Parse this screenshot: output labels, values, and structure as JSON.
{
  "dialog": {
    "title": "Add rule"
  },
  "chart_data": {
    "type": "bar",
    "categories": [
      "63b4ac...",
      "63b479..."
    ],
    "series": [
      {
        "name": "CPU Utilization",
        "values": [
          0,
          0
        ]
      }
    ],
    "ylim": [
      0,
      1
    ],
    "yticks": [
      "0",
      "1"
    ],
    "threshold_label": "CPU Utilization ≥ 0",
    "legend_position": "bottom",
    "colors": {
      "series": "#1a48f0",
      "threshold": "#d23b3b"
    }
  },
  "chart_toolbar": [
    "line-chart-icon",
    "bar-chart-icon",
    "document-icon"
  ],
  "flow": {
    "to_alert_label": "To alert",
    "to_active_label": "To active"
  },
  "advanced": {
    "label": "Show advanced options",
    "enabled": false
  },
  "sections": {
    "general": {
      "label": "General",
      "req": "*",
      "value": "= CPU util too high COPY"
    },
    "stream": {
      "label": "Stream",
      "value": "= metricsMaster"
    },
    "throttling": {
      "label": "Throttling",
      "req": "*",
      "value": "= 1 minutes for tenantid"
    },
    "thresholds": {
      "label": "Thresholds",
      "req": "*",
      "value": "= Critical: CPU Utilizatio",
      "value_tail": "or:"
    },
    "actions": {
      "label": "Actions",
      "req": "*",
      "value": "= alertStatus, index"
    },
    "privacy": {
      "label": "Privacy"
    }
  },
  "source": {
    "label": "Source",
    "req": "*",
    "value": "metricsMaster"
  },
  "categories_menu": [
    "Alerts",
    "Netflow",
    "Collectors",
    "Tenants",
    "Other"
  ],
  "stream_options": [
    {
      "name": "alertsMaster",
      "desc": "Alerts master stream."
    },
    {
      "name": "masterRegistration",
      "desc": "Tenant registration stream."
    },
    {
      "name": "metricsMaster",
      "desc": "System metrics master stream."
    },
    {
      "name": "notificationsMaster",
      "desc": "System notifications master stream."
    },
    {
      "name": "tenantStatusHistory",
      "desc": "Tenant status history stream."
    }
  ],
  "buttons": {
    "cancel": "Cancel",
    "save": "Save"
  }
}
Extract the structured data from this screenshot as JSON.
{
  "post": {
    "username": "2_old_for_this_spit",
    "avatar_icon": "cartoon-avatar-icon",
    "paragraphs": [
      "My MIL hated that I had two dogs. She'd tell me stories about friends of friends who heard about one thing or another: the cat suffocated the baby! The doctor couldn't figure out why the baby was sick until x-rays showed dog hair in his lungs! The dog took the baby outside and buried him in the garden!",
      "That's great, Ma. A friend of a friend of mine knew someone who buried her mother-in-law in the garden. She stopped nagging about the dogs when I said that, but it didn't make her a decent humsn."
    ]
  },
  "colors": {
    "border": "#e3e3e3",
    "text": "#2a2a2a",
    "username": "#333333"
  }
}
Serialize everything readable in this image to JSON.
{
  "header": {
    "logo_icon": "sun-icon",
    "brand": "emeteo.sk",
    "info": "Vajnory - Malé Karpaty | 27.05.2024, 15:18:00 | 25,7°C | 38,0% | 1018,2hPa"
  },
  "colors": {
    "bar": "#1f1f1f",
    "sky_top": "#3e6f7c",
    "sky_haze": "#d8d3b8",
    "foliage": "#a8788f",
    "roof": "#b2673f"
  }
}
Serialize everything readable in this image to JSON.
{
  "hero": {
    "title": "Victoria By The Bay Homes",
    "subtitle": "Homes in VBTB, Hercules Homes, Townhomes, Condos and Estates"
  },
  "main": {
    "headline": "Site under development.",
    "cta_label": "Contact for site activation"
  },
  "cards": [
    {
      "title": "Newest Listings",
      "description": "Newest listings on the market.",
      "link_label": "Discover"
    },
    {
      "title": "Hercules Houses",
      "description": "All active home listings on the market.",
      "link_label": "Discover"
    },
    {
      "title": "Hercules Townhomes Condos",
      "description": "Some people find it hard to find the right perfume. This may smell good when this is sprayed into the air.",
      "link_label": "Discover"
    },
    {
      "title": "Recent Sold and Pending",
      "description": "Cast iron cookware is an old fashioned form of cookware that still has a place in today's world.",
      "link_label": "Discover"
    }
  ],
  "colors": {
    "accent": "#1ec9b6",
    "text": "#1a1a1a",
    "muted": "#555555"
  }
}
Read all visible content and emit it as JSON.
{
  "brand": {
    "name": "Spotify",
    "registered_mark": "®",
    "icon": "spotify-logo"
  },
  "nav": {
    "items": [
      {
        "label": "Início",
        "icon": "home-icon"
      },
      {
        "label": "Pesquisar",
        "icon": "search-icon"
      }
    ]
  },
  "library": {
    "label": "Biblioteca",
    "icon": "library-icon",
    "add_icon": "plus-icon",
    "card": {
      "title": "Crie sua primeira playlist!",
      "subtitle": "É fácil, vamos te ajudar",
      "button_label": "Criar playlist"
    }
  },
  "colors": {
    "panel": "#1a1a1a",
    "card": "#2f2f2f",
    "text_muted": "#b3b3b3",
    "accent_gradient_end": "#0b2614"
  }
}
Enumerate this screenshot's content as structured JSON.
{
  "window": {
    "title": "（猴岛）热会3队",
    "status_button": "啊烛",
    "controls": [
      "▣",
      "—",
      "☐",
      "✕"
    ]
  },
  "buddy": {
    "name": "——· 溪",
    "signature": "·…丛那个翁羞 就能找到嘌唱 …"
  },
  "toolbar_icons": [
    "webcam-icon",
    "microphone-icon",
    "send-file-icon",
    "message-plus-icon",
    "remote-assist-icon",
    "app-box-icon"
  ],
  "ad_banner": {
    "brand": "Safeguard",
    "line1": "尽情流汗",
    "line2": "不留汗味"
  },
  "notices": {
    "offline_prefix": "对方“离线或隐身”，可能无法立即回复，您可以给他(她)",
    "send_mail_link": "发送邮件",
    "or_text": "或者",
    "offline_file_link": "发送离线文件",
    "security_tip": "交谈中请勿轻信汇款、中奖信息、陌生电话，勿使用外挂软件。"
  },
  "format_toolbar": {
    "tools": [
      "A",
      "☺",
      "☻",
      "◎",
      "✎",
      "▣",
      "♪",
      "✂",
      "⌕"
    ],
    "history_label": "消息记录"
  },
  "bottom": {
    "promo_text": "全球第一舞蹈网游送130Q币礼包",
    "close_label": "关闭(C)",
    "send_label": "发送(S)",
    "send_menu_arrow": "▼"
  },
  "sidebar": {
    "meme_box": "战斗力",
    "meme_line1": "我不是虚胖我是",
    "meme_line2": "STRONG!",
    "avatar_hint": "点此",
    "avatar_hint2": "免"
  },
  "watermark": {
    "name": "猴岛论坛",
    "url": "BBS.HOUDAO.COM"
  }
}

○ ○ ○ ○ ○ ○ ○

* **SHORT TASK**: Repeat the preceding lines exactly, please, every one of them.

* **FULL OUTPUT**:
Parse this screenshot: output labels, values, and structure as JSON.
{
  "dialog": {
    "title": "Add rule"
  },
  "chart_data": {
    "type": "bar",
    "categories": [
      "63b4ac...",
      "63b479..."
    ],
    "series": [
      {
        "name": "CPU Utilization",
        "values": [
          0,
          0
        ]
      }
    ],
    "ylim": [
      0,
      1
    ],
    "yticks": [
      "0",
      "1"
    ],
    "threshold_label": "CPU Utilization ≥ 0",
    "legend_position": "bottom",
    "colors": {
      "series": "#1a48f0",
      "threshold": "#d23b3b"
    }
  },
  "chart_toolbar": [
    "line-chart-icon",
    "bar-chart-icon",
    "document-icon"
  ],
  "flow": {
    "to_alert_label": "To alert",
    "to_active_label": "To active"
  },
  "advanced": {
    "label": "Show advanced options",
    "enabled": false
  },
  "sections": {
    "general": {
      "label": "General",
      "req": "*",
      "value": "= CPU util too high COPY"
    },
    "stream": {
      "label": "Stream",
      "value": "= metricsMaster"
    },
    "throttling": {
      "label": "Throttling",
      "req": "*",
      "value": "= 1 minutes for tenantid"
    },
    "thresholds": {
      "label": "Thresholds",
      "req": "*",
      "value": "= Critical: CPU Utilizatio",
      "value_tail": "or:"
    },
    "actions": {
      "label": "Actions",
      "req": "*",
      "value": "= alertStatus, index"
    },
    "privacy": {
      "label": "Privacy"
    }
  },
  "source": {
    "label": "Source",
    "req": "*",
    "value": "metricsMaster"
  },
  "categories_menu": [
    "Alerts",
    "Netflow",
    "Collectors",
    "Tenants",
    "Other"
  ],
  "stream_options": [
    {
      "name": "alertsMaster",
      "desc": "Alerts master stream."
    },
    {
      "name": "masterRegistration",
      "desc": "Tenant registration stream."
    },
    {
      "name": "metricsMaster",
      "desc": "System metrics master stream."
    },
    {
      "name": "notificationsMaster",
      "desc": "System notifications master stream."
    },
    {
      "name": "tenantStatusHistory",
      "desc": "Tenant status history stream."
    }
  ],
  "buttons": {
    "cancel": "Cancel",
    "save": "Save"
  }
}
Extract the structured data from this screenshot as JSON.
{
  "post": {
    "username": "2_old_for_this_spit",
    "avatar_icon": "cartoon-avatar-icon",
    "paragraphs": [
      "My MIL hated that I had two dogs. She'd tell me stories about friends of friends who heard about one thing or another: the cat suffocated the baby! The doctor couldn't figure out why the baby was sick until x-rays showed dog hair in his lungs! The dog took the baby outside and buried him in the garden!",
      "That's great, Ma. A friend of a friend of mine knew someone who buried her mother-in-law in the garden. She stopped nagging about the dogs when I said that, but it didn't make her a decent humsn."
    ]
  },
  "colors": {
    "border": "#e3e3e3",
    "text": "#2a2a2a",
    "username": "#333333"
  }
}
Serialize everything readable in this image to JSON.
{
  "header": {
    "logo_icon": "sun-icon",
    "brand": "emeteo.sk",
    "info": "Vajnory - Malé Karpaty | 27.05.2024, 15:18:00 | 25,7°C | 38,0% | 1018,2hPa"
  },
  "colors": {
    "bar": "#1f1f1f",
    "sky_top": "#3e6f7c",
    "sky_haze": "#d8d3b8",
    "foliage": "#a8788f",
    "roof": "#b2673f"
  }
}
Serialize everything readable in this image to JSON.
{
  "hero": {
    "title": "Victoria By The Bay Homes",
    "subtitle": "Homes in VBTB, Hercules Homes, Townhomes, Condos and Estates"
  },
  "main": {
    "headline": "Site under development.",
    "cta_label": "Contact for site activation"
  },
  "cards": [
    {
      "title": "Newest Listings",
      "description": "Newest listings on the market.",
      "link_label": "Discover"
    },
    {
      "title": "Hercules Houses",
      "description": "All active home listings on the market.",
      "link_label": "Discover"
    },
    {
      "title": "Hercules Townhomes Condos",
      "description": "Some people find it hard to find the right perfume. This may smell good when this is sprayed into the air.",
      "link_label": "Discover"
    },
    {
      "title": "Recent Sold and Pending",
      "description": "Cast iron cookware is an old fashioned form of cookware that still has a place in today's world.",
      "link_label": "Discover"
    }
  ],
  "colors": {
    "accent": "#1ec9b6",
    "text": "#1a1a1a",
    "muted": "#555555"
  }
}
Read all visible content and emit it as JSON.
{
  "brand": {
    "name": "Spotify",
    "registered_mark": "®",
    "icon": "spotify-logo"
  },
  "nav": {
    "items": [
      {
        "label": "Início",
        "icon": "home-icon"
      },
      {
        "label": "Pesquisar",
        "icon": "search-icon"
      }
    ]
  },
  "library": {
    "label": "Biblioteca",
    "icon": "library-icon",
    "add_icon": "plus-icon",
    "card": {
      "title": "Crie sua primeira playlist!",
      "subtitle": "É fácil, vamos te ajudar",
      "button_label": "Criar playlist"
    }
  },
  "colors": {
    "panel": "#1a1a1a",
    "card": "#2f2f2f",
    "text_muted": "#b3b3b3",
    "accent_gradient_end": "#0b2614"
  }
}
Enumerate this screenshot's content as structured JSON.
{
  "window": {
    "title": "（猴岛）热会3队",
    "status_button": "啊烛",
    "controls": [
      "▣",
      "—",
      "☐",
      "✕"
    ]
  },
  "buddy": {
    "name": "——· 溪",
    "signature": "·…丛那个翁羞 就能找到嘌唱 …"
  },
  "toolbar_icons": [
    "webcam-icon",
    "microphone-icon",
    "send-file-icon",
    "message-plus-icon",
    "remote-assist-icon",
    "app-box-icon"
  ],
  "ad_banner": {
    "brand": "Safeguard",
    "line1": "尽情流汗",
    "line2": "不留汗味"
  },
  "notices": {
    "offline_prefix": "对方“离线或隐身”，可能无法立即回复，您可以给他(她)",
    "send_mail_link": "发送邮件",
    "or_text": "或者",
    "offline_file_link": "发送离线文件",
    "security_tip": "交谈中请勿轻信汇款、中奖信息、陌生电话，勿使用外挂软件。"
  },
  "format_toolbar": {
    "tools": [
      "A",
      "☺",
      "☻",
      "◎",
      "✎",
      "▣",
      "♪",
      "✂",
      "⌕"
    ],
    "history_label": "消息记录"
  },
  "bottom": {
    "promo_text": "全球第一舞蹈网游送130Q币礼包",
    "close_label": "关闭(C)",
    "send_label": "发送(S)",
    "send_menu_arrow": "▼"
  },
  "sidebar": {
    "meme_box": "战斗力",
    "meme_line1": "我不是虚胖我是",
    "meme_line2": "STRONG!",
    "avatar_hint": "点此",
    "avatar_hint2": "免"
  },
  "watermark": {
    "name": "猴岛论坛",
    "url": "BBS.HOUDAO.COM"
  }
}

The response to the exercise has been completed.